#### PROBLEM DETAILS
Write each line out exactly, leaving none out.
··········
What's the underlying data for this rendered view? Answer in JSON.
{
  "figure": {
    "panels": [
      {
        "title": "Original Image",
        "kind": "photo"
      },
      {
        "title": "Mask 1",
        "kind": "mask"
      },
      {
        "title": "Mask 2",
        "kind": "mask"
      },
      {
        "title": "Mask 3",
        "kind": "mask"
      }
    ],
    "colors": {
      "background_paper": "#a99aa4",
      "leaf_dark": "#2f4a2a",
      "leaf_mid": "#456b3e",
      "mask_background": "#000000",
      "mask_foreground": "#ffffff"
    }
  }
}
··········
#### TASK OUTPUT
What's the underlying data for this rendered view? Answer in JSON.
{
  "figure": {
    "panels": [
      {
        "title": "Original Image",
        "kind": "photo"
      },
      {
        "title": "Mask 1",
        "kind": "mask"
      },
      {
        "title": "Mask 2",
        "kind": "mask"
      },
      {
        "title": "Mask 3",
        "kind": "mask"
      }
    ],
    "colors": {
      "background_paper": "#a99aa4",
      "leaf_dark": "#2f4a2a",
      "leaf_mid": "#456b3e",
      "mask_background": "#000000",
      "mask_foreground": "#ffffff"
    }
  }
}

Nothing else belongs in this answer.